>>

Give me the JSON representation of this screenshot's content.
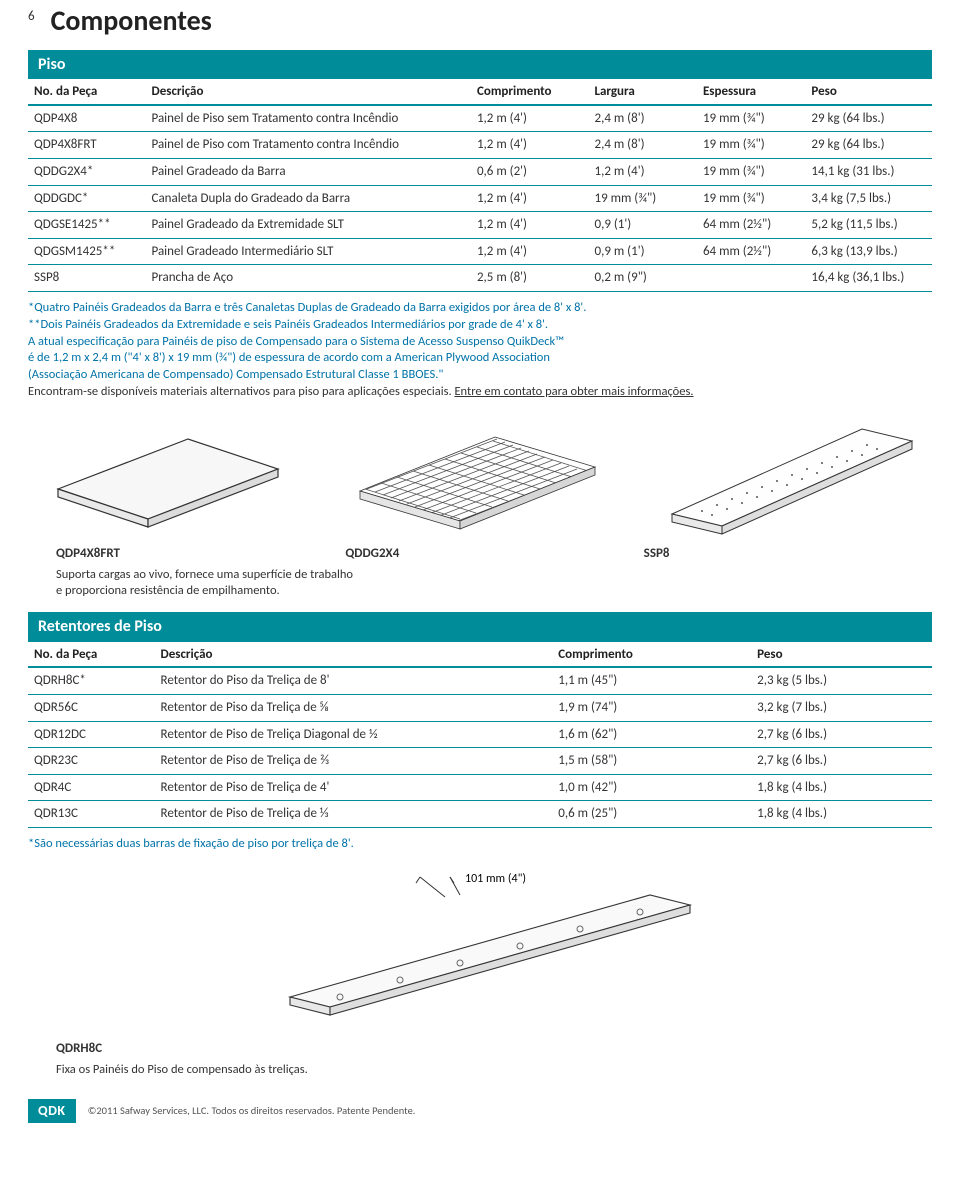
{
  "page_number": "6",
  "page_title": "Componentes",
  "colors": {
    "brand": "#008c99",
    "link_blue": "#0073a8",
    "text": "#333333",
    "rule": "#008c99"
  },
  "section1": {
    "title": "Piso",
    "headers": [
      "No. da Peça",
      "Descrição",
      "Comprimento",
      "Largura",
      "Espessura",
      "Peso"
    ],
    "rows": [
      [
        "QDP4X8",
        "Painel de Piso sem Tratamento contra Incêndio",
        "1,2 m (4')",
        "2,4 m (8')",
        "19 mm (¾\")",
        "29 kg (64 lbs.)"
      ],
      [
        "QDP4X8FRT",
        "Painel de Piso com Tratamento contra Incêndio",
        "1,2 m (4')",
        "2,4 m (8')",
        "19 mm (¾\")",
        "29 kg (64 lbs.)"
      ],
      [
        "QDDG2X4*",
        "Painel Gradeado da Barra",
        "0,6 m (2')",
        "1,2 m (4')",
        "19 mm (¾\")",
        "14,1 kg (31 lbs.)"
      ],
      [
        "QDDGDC*",
        "Canaleta Dupla do Gradeado da Barra",
        "1,2 m (4')",
        "19 mm (¾\")",
        "19 mm (¾\")",
        "3,4 kg (7,5 lbs.)"
      ],
      [
        "QDGSE1425**",
        "Painel Gradeado da Extremidade SLT",
        "1,2 m (4')",
        "0,9 (1')",
        "64 mm (2½\")",
        "5,2 kg (11,5 lbs.)"
      ],
      [
        "QDGSM1425**",
        "Painel Gradeado Intermediário SLT",
        "1,2 m (4')",
        "0,9 m (1')",
        "64 mm (2½\")",
        "6,3 kg (13,9 lbs.)"
      ],
      [
        "SSP8",
        "Prancha de Aço",
        "2,5 m (8')",
        "0,2 m (9\")",
        "",
        "16,4 kg (36,1 lbs.)"
      ]
    ],
    "note_lines": [
      "*Quatro Painéis Gradeados da Barra e três Canaletas Duplas de Gradeado da Barra exigidos por área de 8' x 8'.",
      "**Dois Painéis Gradeados da Extremidade e seis Painéis Gradeados Intermediários por grade de 4' x 8'.",
      "A atual especificação para Painéis de piso de Compensado para o Sistema de Acesso Suspenso QuikDeck™",
      "é de  1,2 m x 2,4 m (\"4' x 8') x 19 mm (¾\") de espessura de acordo com a American Plywood Association",
      "(Associação Americana de Compensado) Compensado Estrutural Classe 1 BBOES.\""
    ],
    "note_final_prefix": "Encontram-se disponíveis materiais alternativos para piso para aplicações especiais. ",
    "note_final_link": "Entre em contato para obter mais informações.",
    "illus_labels": [
      "QDP4X8FRT",
      "QDDG2X4",
      "SSP8"
    ],
    "illus_caption_l1": "Suporta cargas ao vivo, fornece uma superfície de trabalho",
    "illus_caption_l2": "e proporciona resistência de empilhamento."
  },
  "section2": {
    "title": "Retentores de Piso",
    "headers": [
      "No. da Peça",
      "Descrição",
      "Comprimento",
      "Peso"
    ],
    "rows": [
      [
        "QDRH8C*",
        "Retentor do Piso da Treliça de 8'",
        "1,1 m (45\")",
        "2,3 kg (5 lbs.)"
      ],
      [
        "QDR56C",
        "Retentor de Piso da Treliça de ⅝",
        "1,9 m (74\")",
        "3,2 kg (7 lbs.)"
      ],
      [
        "QDR12DC",
        "Retentor de Piso de Treliça Diagonal de ½",
        "1,6 m (62\")",
        "2,7 kg (6 lbs.)"
      ],
      [
        "QDR23C",
        "Retentor de Piso de Treliça de ⅔",
        "1,5 m (58\")",
        "2,7 kg (6 lbs.)"
      ],
      [
        "QDR4C",
        "Retentor de Piso de Treliça de 4'",
        "1,0 m (42\")",
        "1,8 kg (4 lbs.)"
      ],
      [
        "QDR13C",
        "Retentor de Piso de Treliça de ⅓",
        "0,6 m (25\")",
        "1,8 kg (4 lbs.)"
      ]
    ],
    "note": "*São necessárias duas barras de fixação de piso por treliça de 8'.",
    "dim_label": "101 mm (4\")",
    "illus_label": "QDRH8C",
    "illus_caption": "Fixa os Painéis do Piso de compensado às treliças."
  },
  "footer": {
    "badge": "QDK",
    "text": "©2011 Safway Services, LLC.  Todos os direitos reservados.  Patente Pendente."
  }
}
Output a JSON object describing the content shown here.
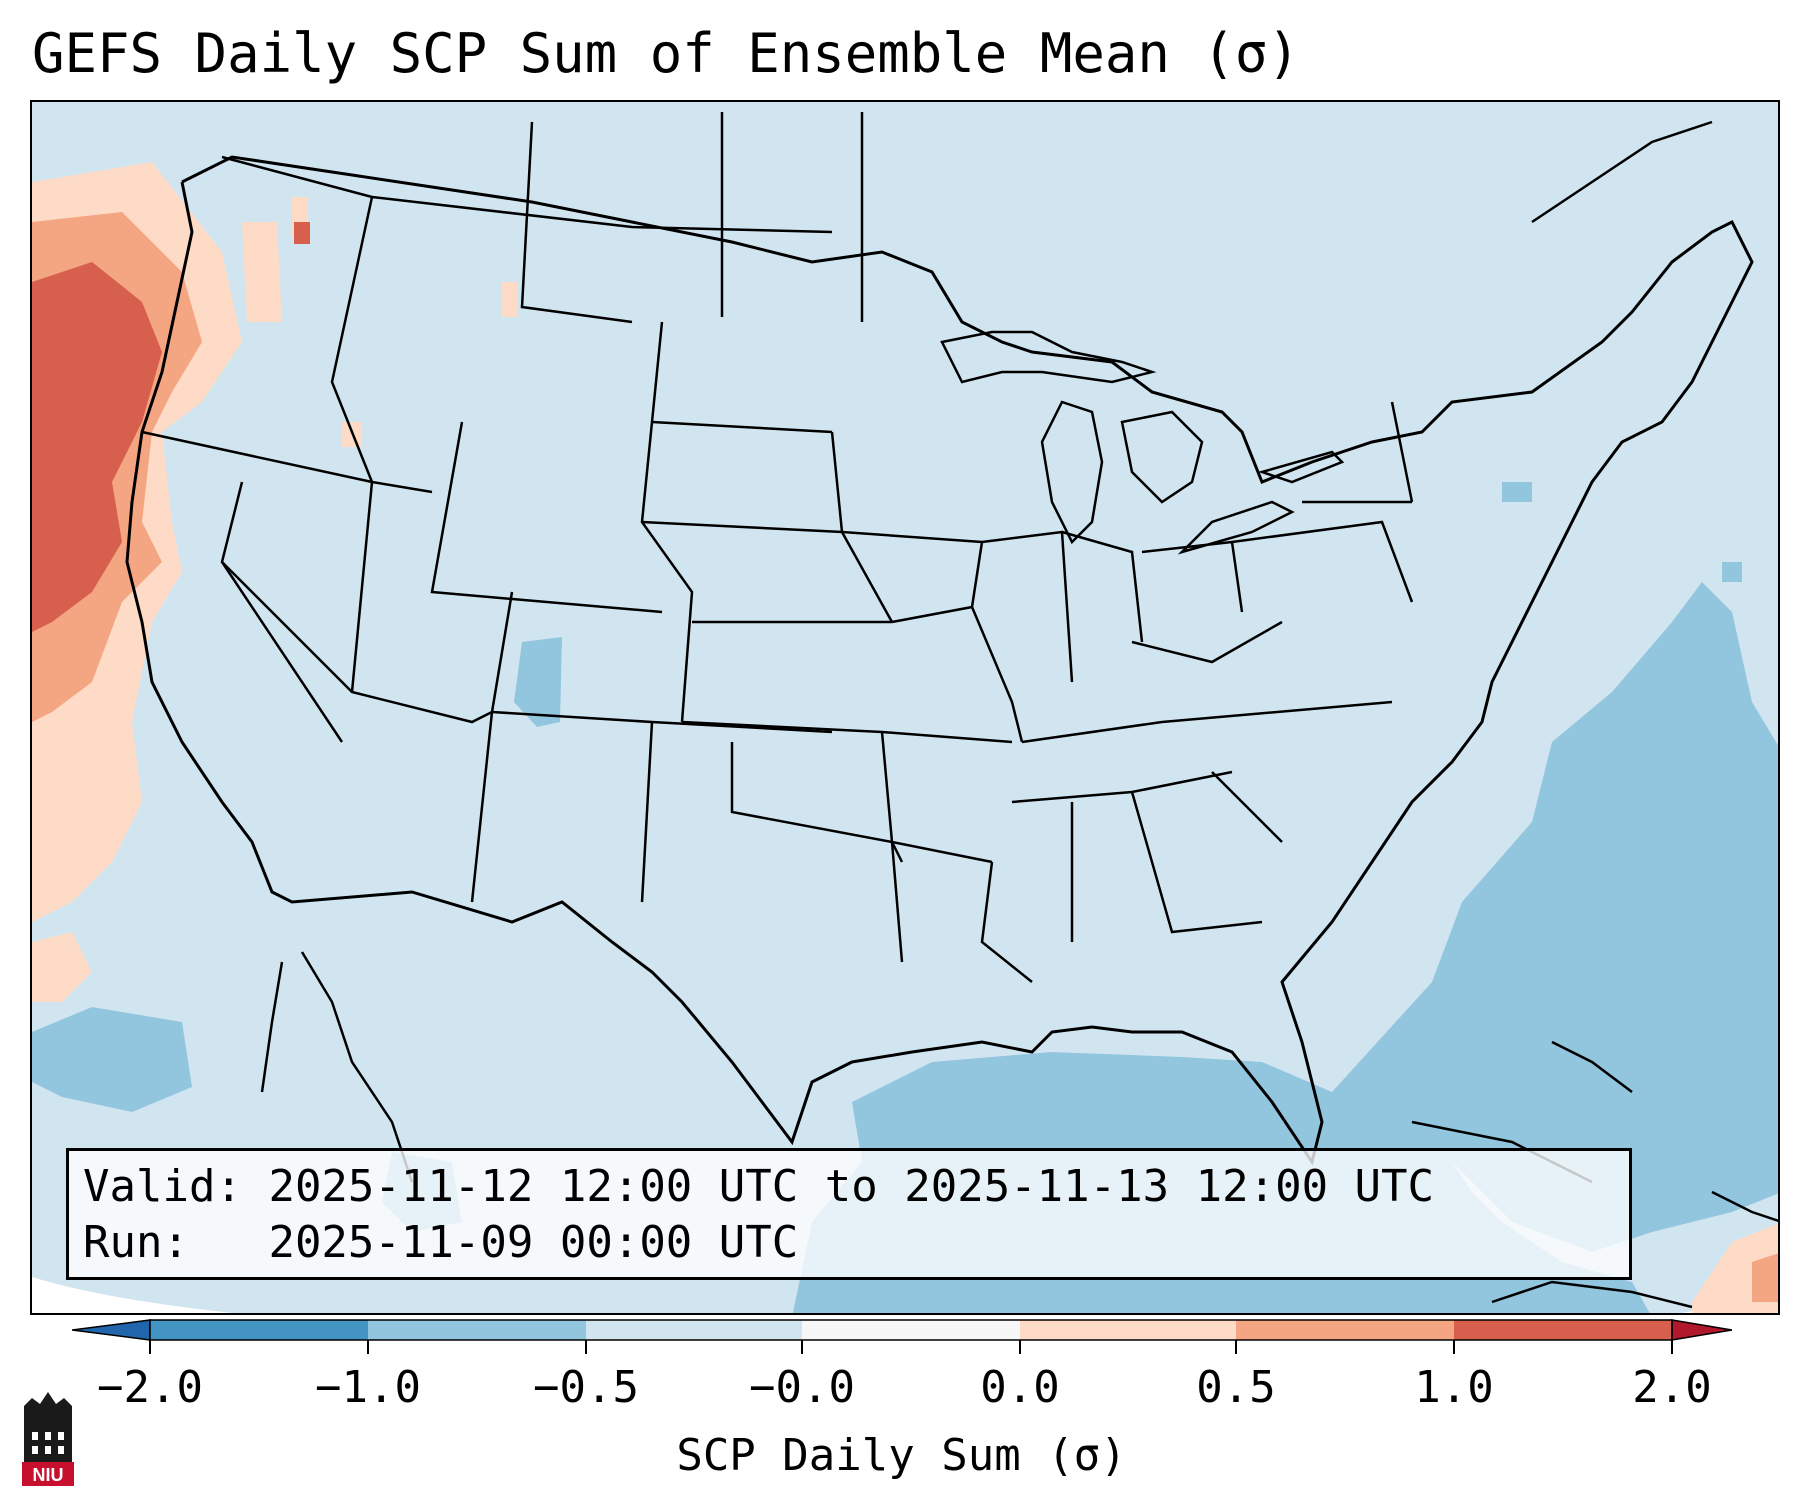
{
  "title": "GEFS Daily SCP Sum of Ensemble Mean (σ)",
  "info": {
    "valid_label": "Valid:",
    "valid_value": "2025-11-12 12:00 UTC to 2025-11-13 12:00 UTC",
    "run_label": "Run:",
    "run_value": "2025-11-09 00:00 UTC"
  },
  "colorbar": {
    "label": "SCP Daily Sum (σ)",
    "ticks": [
      "−2.0",
      "−1.0",
      "−0.5",
      "−0.0",
      "0.0",
      "0.5",
      "1.0",
      "2.0"
    ],
    "colors": {
      "under": "#2166ac",
      "bin_neg2_neg1": "#4393c3",
      "bin_neg1_neg05": "#92c5de",
      "bin_neg05_0": "#d1e5f0",
      "bin_0_0": "#f7f7f7",
      "bin_0_05": "#fddbc7",
      "bin_05_1": "#f4a582",
      "bin_1_2": "#d6604d",
      "over": "#b2182b"
    }
  },
  "logo": {
    "text": "NIU",
    "color": "#c8102e"
  }
}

<<

● **What the exercise asks**: Look above for every line with the word "Extremidade" and copy it.

● **Expected answer**:
        "Painel Gradeado da Extremidade SLT",
      "**Dois Painéis Gradeados da Extremidade e seis Painéis Gradeados Intermediários por grade de 4' x 8'.",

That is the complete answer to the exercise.